##### Data entries #####

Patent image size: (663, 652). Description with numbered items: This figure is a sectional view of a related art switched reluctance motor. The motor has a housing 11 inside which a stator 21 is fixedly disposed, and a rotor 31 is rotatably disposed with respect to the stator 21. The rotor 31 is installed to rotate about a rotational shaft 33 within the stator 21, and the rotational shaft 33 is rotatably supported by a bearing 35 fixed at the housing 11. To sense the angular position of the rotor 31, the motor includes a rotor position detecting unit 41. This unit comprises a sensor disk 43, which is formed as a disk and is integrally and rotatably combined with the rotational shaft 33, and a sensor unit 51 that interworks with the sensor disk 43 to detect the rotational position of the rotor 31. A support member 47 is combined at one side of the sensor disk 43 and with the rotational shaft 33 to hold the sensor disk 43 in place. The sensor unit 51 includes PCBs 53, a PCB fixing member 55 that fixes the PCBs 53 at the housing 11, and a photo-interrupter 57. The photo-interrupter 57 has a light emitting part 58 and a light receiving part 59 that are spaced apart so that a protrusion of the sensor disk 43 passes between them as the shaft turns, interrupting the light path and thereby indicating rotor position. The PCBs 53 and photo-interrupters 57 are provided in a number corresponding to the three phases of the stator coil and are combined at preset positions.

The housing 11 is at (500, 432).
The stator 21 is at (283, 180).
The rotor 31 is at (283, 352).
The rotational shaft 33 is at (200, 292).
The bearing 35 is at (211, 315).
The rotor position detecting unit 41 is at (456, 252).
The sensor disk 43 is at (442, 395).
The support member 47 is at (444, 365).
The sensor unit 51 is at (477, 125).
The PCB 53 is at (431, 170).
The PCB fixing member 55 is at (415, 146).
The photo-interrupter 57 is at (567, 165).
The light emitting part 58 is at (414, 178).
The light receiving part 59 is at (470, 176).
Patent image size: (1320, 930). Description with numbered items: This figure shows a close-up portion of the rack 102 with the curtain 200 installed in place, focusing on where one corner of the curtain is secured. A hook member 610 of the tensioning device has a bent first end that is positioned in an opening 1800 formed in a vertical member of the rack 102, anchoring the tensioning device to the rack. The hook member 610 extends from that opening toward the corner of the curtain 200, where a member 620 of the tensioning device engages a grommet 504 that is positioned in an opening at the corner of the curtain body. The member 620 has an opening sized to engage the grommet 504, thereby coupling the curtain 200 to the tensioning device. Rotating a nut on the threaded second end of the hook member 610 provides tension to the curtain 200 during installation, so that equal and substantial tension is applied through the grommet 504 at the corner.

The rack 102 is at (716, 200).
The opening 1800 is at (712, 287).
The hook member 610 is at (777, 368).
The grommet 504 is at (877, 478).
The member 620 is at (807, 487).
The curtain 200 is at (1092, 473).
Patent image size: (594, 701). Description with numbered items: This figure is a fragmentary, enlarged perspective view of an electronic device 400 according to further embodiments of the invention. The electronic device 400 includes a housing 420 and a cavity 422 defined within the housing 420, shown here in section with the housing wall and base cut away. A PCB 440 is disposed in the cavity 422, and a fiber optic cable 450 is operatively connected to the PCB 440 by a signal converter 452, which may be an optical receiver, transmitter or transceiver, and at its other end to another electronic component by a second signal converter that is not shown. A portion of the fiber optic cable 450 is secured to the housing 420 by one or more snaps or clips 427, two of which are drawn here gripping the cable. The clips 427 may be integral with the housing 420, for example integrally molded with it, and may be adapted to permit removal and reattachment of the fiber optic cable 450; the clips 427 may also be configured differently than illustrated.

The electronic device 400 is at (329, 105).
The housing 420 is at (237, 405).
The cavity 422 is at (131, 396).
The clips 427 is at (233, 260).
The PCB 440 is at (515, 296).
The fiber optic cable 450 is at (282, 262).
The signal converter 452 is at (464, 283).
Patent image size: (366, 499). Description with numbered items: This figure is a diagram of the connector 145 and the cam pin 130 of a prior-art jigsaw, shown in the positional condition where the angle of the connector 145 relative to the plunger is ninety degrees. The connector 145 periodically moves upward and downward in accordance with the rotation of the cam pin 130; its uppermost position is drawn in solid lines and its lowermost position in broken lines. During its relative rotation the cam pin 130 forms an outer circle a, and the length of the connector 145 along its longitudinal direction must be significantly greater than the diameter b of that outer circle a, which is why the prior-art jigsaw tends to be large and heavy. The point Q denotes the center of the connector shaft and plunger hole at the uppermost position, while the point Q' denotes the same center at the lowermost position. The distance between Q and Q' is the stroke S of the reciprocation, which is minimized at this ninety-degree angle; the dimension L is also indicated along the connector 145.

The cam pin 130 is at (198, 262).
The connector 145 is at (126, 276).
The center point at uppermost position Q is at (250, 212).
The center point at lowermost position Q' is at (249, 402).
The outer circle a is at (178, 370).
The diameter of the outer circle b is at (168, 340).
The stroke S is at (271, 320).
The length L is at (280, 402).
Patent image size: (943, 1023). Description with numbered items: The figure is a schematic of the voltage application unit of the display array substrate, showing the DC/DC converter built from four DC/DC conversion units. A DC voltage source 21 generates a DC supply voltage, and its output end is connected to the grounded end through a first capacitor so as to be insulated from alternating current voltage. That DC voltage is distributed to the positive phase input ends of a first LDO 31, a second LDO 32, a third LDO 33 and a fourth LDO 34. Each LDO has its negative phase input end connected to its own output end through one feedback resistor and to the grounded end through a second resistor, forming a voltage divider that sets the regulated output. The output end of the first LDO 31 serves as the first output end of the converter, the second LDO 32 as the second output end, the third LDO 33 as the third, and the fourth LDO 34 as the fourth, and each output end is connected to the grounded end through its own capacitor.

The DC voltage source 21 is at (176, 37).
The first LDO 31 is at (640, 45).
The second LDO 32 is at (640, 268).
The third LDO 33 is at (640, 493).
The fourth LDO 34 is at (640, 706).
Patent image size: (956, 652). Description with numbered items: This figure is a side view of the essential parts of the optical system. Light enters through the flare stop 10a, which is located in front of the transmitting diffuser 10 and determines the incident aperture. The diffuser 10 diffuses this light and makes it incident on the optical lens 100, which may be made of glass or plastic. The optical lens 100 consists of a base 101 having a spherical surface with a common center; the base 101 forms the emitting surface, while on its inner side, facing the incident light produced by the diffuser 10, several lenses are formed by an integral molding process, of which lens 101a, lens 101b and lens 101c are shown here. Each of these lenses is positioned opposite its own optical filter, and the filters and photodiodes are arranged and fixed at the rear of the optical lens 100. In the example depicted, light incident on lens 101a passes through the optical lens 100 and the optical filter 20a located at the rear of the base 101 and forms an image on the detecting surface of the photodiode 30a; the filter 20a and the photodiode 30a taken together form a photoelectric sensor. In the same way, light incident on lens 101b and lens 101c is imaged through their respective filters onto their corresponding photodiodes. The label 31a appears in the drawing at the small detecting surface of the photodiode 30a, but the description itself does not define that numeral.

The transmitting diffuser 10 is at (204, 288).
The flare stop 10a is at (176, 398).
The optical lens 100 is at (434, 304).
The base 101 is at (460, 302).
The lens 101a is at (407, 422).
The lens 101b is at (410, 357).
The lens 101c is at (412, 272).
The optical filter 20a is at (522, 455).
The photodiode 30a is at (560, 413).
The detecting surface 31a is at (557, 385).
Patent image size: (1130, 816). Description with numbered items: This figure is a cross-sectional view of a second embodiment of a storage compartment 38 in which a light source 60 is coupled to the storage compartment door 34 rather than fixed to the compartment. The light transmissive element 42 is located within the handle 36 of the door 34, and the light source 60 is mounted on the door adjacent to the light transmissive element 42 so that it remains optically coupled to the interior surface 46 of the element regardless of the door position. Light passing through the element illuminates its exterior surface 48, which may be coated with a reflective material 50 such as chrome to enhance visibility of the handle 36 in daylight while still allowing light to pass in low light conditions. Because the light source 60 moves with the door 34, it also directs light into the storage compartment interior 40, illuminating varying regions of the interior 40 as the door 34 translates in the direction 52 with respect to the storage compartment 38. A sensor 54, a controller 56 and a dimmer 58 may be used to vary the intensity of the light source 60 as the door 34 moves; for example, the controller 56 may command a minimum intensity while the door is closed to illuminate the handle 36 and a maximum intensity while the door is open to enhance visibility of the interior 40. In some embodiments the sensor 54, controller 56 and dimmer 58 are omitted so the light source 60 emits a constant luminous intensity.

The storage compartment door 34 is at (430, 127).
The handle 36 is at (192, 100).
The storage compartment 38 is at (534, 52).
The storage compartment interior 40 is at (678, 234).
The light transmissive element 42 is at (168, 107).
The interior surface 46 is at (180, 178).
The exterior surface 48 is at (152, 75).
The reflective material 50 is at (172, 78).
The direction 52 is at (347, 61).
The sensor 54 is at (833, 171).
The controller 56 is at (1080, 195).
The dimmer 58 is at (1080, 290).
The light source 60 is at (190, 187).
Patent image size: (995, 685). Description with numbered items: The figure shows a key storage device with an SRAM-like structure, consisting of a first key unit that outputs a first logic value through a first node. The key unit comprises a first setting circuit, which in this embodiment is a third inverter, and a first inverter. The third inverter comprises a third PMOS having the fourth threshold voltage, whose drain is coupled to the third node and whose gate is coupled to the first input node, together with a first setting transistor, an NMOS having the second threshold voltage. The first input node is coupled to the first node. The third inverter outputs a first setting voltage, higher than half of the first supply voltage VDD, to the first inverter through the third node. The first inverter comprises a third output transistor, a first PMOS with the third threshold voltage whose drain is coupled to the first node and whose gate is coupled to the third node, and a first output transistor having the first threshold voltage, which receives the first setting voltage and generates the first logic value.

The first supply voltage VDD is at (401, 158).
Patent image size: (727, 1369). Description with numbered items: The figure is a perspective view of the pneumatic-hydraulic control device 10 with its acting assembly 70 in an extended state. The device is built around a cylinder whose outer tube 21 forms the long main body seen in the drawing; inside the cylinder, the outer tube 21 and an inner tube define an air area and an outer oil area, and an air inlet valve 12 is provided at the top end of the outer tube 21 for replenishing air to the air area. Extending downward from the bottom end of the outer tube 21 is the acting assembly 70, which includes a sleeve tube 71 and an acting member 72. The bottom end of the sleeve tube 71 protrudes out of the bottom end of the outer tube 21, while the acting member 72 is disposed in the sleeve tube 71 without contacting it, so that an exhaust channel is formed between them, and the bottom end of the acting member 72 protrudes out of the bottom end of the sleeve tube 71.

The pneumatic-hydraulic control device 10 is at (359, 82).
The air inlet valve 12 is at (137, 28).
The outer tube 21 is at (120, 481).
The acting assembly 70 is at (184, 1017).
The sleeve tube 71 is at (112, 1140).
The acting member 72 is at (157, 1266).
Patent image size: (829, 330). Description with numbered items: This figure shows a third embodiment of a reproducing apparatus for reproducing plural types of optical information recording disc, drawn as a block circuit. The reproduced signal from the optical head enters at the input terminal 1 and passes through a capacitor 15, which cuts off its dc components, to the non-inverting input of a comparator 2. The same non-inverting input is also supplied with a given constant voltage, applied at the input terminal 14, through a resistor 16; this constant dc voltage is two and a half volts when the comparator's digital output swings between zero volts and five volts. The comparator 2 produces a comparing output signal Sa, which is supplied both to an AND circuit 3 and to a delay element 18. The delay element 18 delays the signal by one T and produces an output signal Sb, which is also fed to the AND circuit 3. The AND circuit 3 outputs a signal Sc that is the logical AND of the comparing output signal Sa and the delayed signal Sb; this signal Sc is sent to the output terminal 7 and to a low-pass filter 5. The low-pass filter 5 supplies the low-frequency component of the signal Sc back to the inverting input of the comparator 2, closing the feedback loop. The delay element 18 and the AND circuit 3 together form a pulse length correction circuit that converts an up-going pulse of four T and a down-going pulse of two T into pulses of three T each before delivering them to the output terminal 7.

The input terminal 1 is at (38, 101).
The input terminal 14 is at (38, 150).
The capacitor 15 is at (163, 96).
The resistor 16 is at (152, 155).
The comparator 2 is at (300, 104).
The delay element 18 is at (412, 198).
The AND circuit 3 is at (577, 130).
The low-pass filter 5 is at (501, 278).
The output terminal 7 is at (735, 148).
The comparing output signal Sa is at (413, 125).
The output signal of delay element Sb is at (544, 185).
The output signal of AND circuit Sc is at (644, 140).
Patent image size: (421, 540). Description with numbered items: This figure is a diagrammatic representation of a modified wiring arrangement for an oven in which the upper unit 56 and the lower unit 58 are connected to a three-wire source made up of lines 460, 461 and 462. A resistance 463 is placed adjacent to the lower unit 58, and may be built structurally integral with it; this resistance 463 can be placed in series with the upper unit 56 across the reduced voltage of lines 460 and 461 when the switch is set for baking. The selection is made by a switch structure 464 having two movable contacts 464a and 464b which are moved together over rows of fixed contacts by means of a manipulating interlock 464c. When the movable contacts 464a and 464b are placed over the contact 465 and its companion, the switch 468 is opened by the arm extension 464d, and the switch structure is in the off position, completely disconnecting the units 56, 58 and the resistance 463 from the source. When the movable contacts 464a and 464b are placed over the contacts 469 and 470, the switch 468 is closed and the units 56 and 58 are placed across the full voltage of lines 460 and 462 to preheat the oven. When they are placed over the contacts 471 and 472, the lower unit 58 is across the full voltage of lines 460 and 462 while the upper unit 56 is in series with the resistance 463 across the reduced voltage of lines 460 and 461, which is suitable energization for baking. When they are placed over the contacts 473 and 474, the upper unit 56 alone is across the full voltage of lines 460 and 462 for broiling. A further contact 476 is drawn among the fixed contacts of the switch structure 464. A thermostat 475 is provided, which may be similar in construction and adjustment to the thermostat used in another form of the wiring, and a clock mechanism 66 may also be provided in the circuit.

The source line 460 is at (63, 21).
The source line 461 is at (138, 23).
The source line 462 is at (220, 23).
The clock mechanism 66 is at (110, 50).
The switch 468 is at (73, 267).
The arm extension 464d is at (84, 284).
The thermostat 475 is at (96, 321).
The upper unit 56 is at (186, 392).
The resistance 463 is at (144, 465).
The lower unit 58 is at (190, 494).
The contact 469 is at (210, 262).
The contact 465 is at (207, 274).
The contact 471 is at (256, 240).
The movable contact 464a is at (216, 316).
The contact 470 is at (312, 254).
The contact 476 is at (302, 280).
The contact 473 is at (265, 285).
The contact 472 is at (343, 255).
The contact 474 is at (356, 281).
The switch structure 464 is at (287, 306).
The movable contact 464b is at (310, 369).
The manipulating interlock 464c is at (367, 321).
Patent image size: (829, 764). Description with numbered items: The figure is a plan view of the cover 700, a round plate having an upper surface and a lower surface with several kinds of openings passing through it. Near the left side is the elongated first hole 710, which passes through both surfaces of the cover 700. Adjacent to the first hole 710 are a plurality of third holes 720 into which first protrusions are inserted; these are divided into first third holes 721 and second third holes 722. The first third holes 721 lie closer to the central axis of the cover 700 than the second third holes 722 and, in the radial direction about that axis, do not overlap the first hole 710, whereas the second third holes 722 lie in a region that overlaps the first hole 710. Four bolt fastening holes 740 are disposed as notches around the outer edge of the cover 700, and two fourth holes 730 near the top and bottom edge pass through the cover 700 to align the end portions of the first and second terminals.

#####

Stated task -
Please give the lines of the material from the one holding "Patent image size: (829, 330)." through the one holding "The output signal of AND", inclusive, with "disc" renamed to "disk" and everything else left as it is.

Solution to this exercise -
Patent image size: (829, 330). Description with numbered items: This figure shows a third embodiment of a reproducing apparatus for reproducing plural types of optical information recording disk, drawn as a block circuit. The reproduced signal from the optical head enters at the input terminal 1 and passes through a capacitor 15, which cuts off its dc components, to the non-inverting input of a comparator 2. The same non-inverting input is also supplied with a given constant voltage, applied at the input terminal 14, through a resistor 16; this constant dc voltage is two and a half volts when the comparator's digital output swings between zero volts and five volts. The comparator 2 produces a comparing output signal Sa, which is supplied both to an AND circuit 3 and to a delay element 18. The delay element 18 delays the signal by one T and produces an output signal Sb, which is also fed to the AND circuit 3. The AND circuit 3 outputs a signal Sc that is the logical AND of the comparing output signal Sa and the delayed signal Sb; this signal Sc is sent to the output terminal 7 and to a low-pass filter 5. The low-pass filter 5 supplies the low-frequency component of the signal Sc back to the inverting input of the comparator 2, closing the feedback loop. The delay element 18 and the AND circuit 3 together form a pulse length correction circuit that converts an up-going pulse of four T and a down-going pulse of two T into pulses of three T each before delivering them to the output terminal 7.

The input terminal 1 is at (38, 101).
The input terminal 14 is at (38, 150).
The capacitor 15 is at (163, 96).
The resistor 16 is at (152, 155).
The comparator 2 is at (300, 104).
The delay element 18 is at (412, 198).
The AND circuit 3 is at (577, 130).
The low-pass filter 5 is at (501, 278).
The output terminal 7 is at (735, 148).
The comparing output signal Sa is at (413, 125).
The output signal of delay element Sb is at (544, 185).
The output signal of AND circuit Sc is at (644, 140).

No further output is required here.